= Stated exercise =
Can you output the lines from the one containing "svg-text:1800: 1800 [693, 256, 723, 271]" to the one containing "svg-text:01-01: 01-01 [623, 427, 658, 442]", both included, as a JSON list of strings with one string per line and blank lines left out?

= Supplied data =
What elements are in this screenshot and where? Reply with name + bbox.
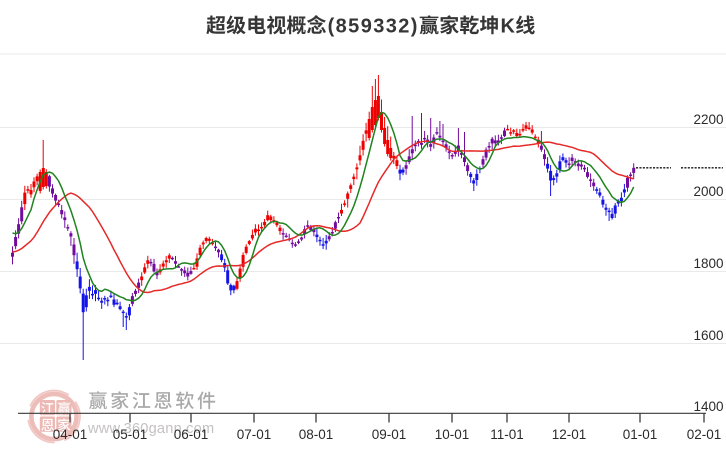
svg-text:1800: 1800 [693, 256, 723, 271]
svg-text:10-01: 10-01 [435, 427, 470, 442]
svg-text:12-01: 12-01 [552, 427, 587, 442]
svg-text:(859332): (859332) [328, 16, 419, 38]
svg-text:11-01: 11-01 [490, 427, 524, 442]
svg-text:08-01: 08-01 [299, 427, 334, 442]
svg-text:06-01: 06-01 [174, 427, 209, 442]
svg-text:1400: 1400 [693, 399, 723, 414]
svg-text:www.360gann.com: www.360gann.com [87, 421, 214, 437]
svg-text:2200: 2200 [693, 112, 723, 127]
svg-text:2000: 2000 [693, 184, 723, 199]
svg-text:07-01: 07-01 [237, 427, 272, 442]
svg-text:01-01: 01-01 [623, 427, 658, 442]
svg-text:02-01: 02-01 [687, 427, 722, 442]
svg-text:04-01: 04-01 [53, 427, 88, 442]
svg-text:09-01: 09-01 [372, 427, 407, 442]
svg-text:1600: 1600 [693, 328, 723, 343]
svg-text:K: K [501, 16, 516, 38]
svg-text:05-01: 05-01 [113, 427, 148, 442]
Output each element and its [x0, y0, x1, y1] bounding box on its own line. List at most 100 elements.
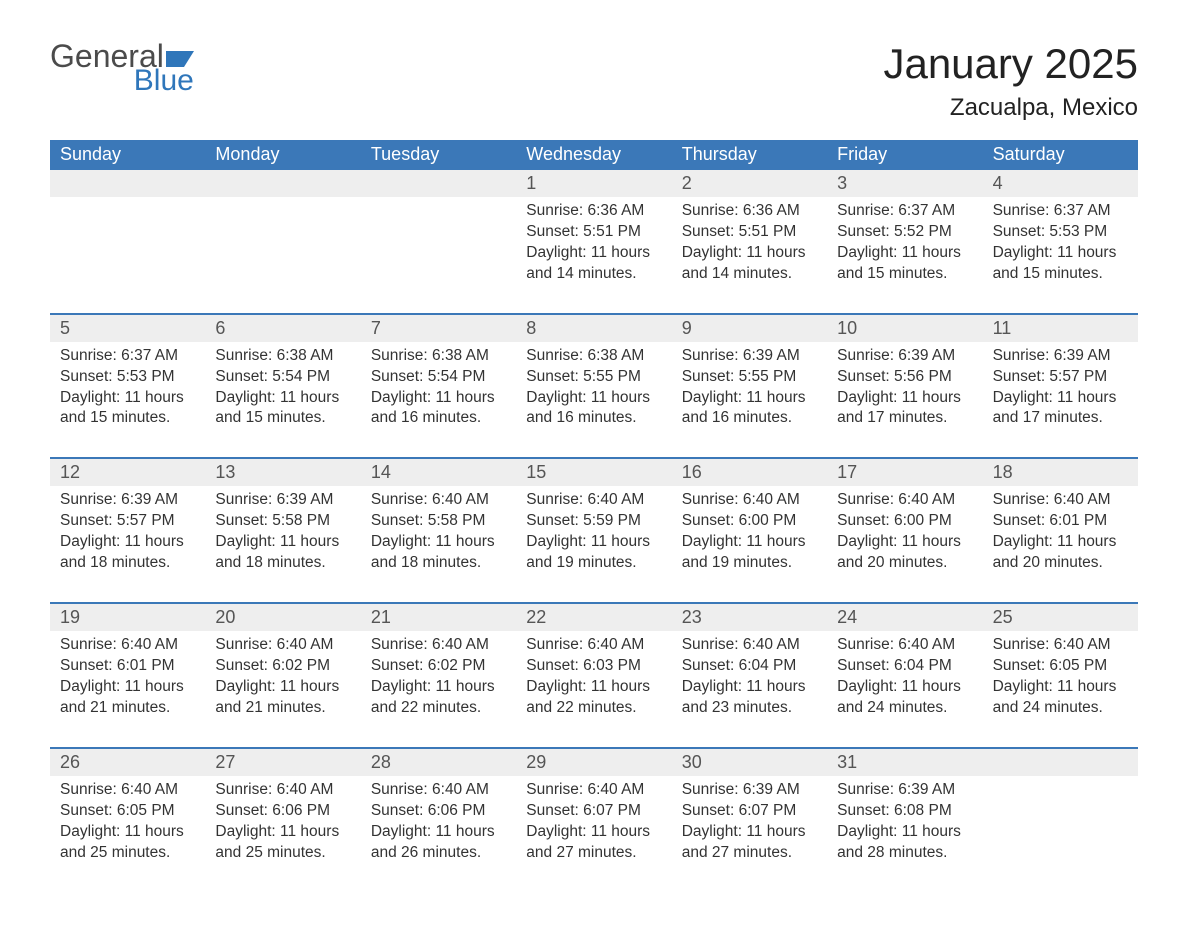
day-cell: Sunrise: 6:40 AMSunset: 6:05 PMDaylight:…	[983, 631, 1138, 719]
day-cell: Sunrise: 6:40 AMSunset: 5:59 PMDaylight:…	[516, 486, 671, 574]
day-number: 14	[361, 459, 516, 486]
sunrise: Sunrise: 6:38 AM	[215, 346, 350, 367]
weekday-label: Monday	[205, 140, 360, 170]
day-number: 24	[827, 604, 982, 631]
title-block: January 2025 Zacualpa, Mexico	[883, 40, 1138, 122]
day-cell: Sunrise: 6:39 AMSunset: 5:58 PMDaylight:…	[205, 486, 360, 574]
day-number	[983, 749, 1138, 776]
sunrise: Sunrise: 6:36 AM	[682, 201, 817, 222]
sunrise: Sunrise: 6:39 AM	[837, 780, 972, 801]
weekday-label: Thursday	[672, 140, 827, 170]
sunrise: Sunrise: 6:40 AM	[837, 490, 972, 511]
daylight: Daylight: 11 hours and 18 minutes.	[371, 532, 506, 574]
day-number: 5	[50, 315, 205, 342]
day-cell: Sunrise: 6:39 AMSunset: 6:08 PMDaylight:…	[827, 776, 982, 864]
sunset: Sunset: 5:51 PM	[526, 222, 661, 243]
day-cell: Sunrise: 6:37 AMSunset: 5:52 PMDaylight:…	[827, 197, 982, 285]
day-content-row: Sunrise: 6:37 AMSunset: 5:53 PMDaylight:…	[50, 342, 1138, 458]
day-number: 15	[516, 459, 671, 486]
sunset: Sunset: 6:08 PM	[837, 801, 972, 822]
day-number: 21	[361, 604, 516, 631]
daylight: Daylight: 11 hours and 16 minutes.	[526, 388, 661, 430]
sunrise: Sunrise: 6:40 AM	[60, 780, 195, 801]
day-cell: Sunrise: 6:38 AMSunset: 5:54 PMDaylight:…	[361, 342, 516, 430]
sunset: Sunset: 5:51 PM	[682, 222, 817, 243]
day-number: 31	[827, 749, 982, 776]
sunset: Sunset: 5:59 PM	[526, 511, 661, 532]
sunrise: Sunrise: 6:40 AM	[371, 780, 506, 801]
sunrise: Sunrise: 6:40 AM	[993, 635, 1128, 656]
sunrise: Sunrise: 6:40 AM	[682, 490, 817, 511]
sunrise: Sunrise: 6:37 AM	[993, 201, 1128, 222]
sunset: Sunset: 6:01 PM	[993, 511, 1128, 532]
day-cell: Sunrise: 6:40 AMSunset: 6:04 PMDaylight:…	[827, 631, 982, 719]
day-cell: Sunrise: 6:40 AMSunset: 6:00 PMDaylight:…	[672, 486, 827, 574]
sunrise: Sunrise: 6:40 AM	[682, 635, 817, 656]
day-number: 7	[361, 315, 516, 342]
day-number: 19	[50, 604, 205, 631]
day-number: 3	[827, 170, 982, 197]
sunset: Sunset: 6:02 PM	[371, 656, 506, 677]
day-number: 20	[205, 604, 360, 631]
day-cell: Sunrise: 6:39 AMSunset: 6:07 PMDaylight:…	[672, 776, 827, 864]
day-number	[50, 170, 205, 197]
day-cell	[50, 197, 205, 285]
daylight: Daylight: 11 hours and 16 minutes.	[371, 388, 506, 430]
day-cell: Sunrise: 6:40 AMSunset: 6:02 PMDaylight:…	[361, 631, 516, 719]
sunrise: Sunrise: 6:40 AM	[60, 635, 195, 656]
sunrise: Sunrise: 6:39 AM	[60, 490, 195, 511]
sunset: Sunset: 5:55 PM	[526, 367, 661, 388]
day-number: 29	[516, 749, 671, 776]
sunrise: Sunrise: 6:38 AM	[526, 346, 661, 367]
day-number-row: 262728293031	[50, 747, 1138, 776]
location: Zacualpa, Mexico	[883, 94, 1138, 122]
sunset: Sunset: 5:58 PM	[371, 511, 506, 532]
sunrise: Sunrise: 6:37 AM	[837, 201, 972, 222]
weekday-label: Saturday	[983, 140, 1138, 170]
day-number: 9	[672, 315, 827, 342]
day-cell: Sunrise: 6:40 AMSunset: 6:06 PMDaylight:…	[205, 776, 360, 864]
day-number: 23	[672, 604, 827, 631]
sunset: Sunset: 6:05 PM	[993, 656, 1128, 677]
daylight: Daylight: 11 hours and 15 minutes.	[215, 388, 350, 430]
daylight: Daylight: 11 hours and 22 minutes.	[371, 677, 506, 719]
sunrise: Sunrise: 6:40 AM	[526, 635, 661, 656]
day-number: 12	[50, 459, 205, 486]
day-number-row: 12131415161718	[50, 457, 1138, 486]
day-content-row: Sunrise: 6:40 AMSunset: 6:01 PMDaylight:…	[50, 631, 1138, 747]
daylight: Daylight: 11 hours and 15 minutes.	[837, 243, 972, 285]
day-cell: Sunrise: 6:40 AMSunset: 6:02 PMDaylight:…	[205, 631, 360, 719]
sunrise: Sunrise: 6:36 AM	[526, 201, 661, 222]
sunrise: Sunrise: 6:40 AM	[215, 635, 350, 656]
sunset: Sunset: 6:06 PM	[371, 801, 506, 822]
sunset: Sunset: 5:57 PM	[993, 367, 1128, 388]
day-content-row: Sunrise: 6:36 AMSunset: 5:51 PMDaylight:…	[50, 197, 1138, 313]
daylight: Daylight: 11 hours and 24 minutes.	[993, 677, 1128, 719]
daylight: Daylight: 11 hours and 21 minutes.	[60, 677, 195, 719]
sunset: Sunset: 5:58 PM	[215, 511, 350, 532]
day-number: 17	[827, 459, 982, 486]
daylight: Daylight: 11 hours and 16 minutes.	[682, 388, 817, 430]
sunrise: Sunrise: 6:40 AM	[371, 635, 506, 656]
sunrise: Sunrise: 6:40 AM	[837, 635, 972, 656]
sunset: Sunset: 6:05 PM	[60, 801, 195, 822]
daylight: Daylight: 11 hours and 22 minutes.	[526, 677, 661, 719]
daylight: Daylight: 11 hours and 14 minutes.	[682, 243, 817, 285]
day-number: 27	[205, 749, 360, 776]
sunrise: Sunrise: 6:40 AM	[993, 490, 1128, 511]
day-number: 22	[516, 604, 671, 631]
daylight: Daylight: 11 hours and 19 minutes.	[526, 532, 661, 574]
sunrise: Sunrise: 6:39 AM	[837, 346, 972, 367]
day-cell: Sunrise: 6:40 AMSunset: 6:03 PMDaylight:…	[516, 631, 671, 719]
day-number: 6	[205, 315, 360, 342]
calendar: Sunday Monday Tuesday Wednesday Thursday…	[50, 140, 1138, 891]
day-number	[205, 170, 360, 197]
logo-text-blue: Blue	[122, 66, 194, 96]
daylight: Daylight: 11 hours and 18 minutes.	[60, 532, 195, 574]
sunrise: Sunrise: 6:40 AM	[526, 490, 661, 511]
day-number: 11	[983, 315, 1138, 342]
sunrise: Sunrise: 6:39 AM	[215, 490, 350, 511]
sunset: Sunset: 6:06 PM	[215, 801, 350, 822]
sunset: Sunset: 5:55 PM	[682, 367, 817, 388]
day-number: 10	[827, 315, 982, 342]
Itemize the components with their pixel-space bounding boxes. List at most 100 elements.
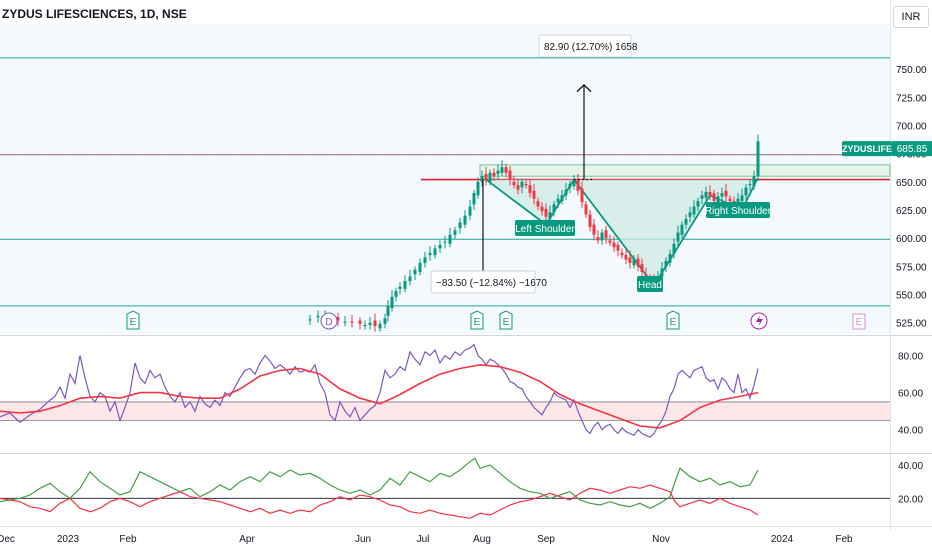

= Exercise answer =
[
  "svg-text:1800: 1800 [693, 256, 723, 271]",
  "svg-text:10-01: 10-01 [435, 427, 470, 442]",
  "svg-text:12-01: 12-01 [552, 427, 587, 442]",
  "svg-text:(859332): (859332) [328, 16, 419, 38]",
  "svg-text:11-01: 11-01 [490, 427, 524, 442]",
  "svg-text:08-01: 08-01 [299, 427, 334, 442]",
  "svg-text:06-01: 06-01 [174, 427, 209, 442]",
  "svg-text:1400: 1400 [693, 399, 723, 414]",
  "svg-text:www.360gann.com: www.360gann.com [87, 421, 214, 437]",
  "svg-text:2200: 2200 [693, 112, 723, 127]",
  "svg-text:2000: 2000 [693, 184, 723, 199]",
  "svg-text:07-01: 07-01 [237, 427, 272, 442]",
  "svg-text:01-01: 01-01 [623, 427, 658, 442]"
]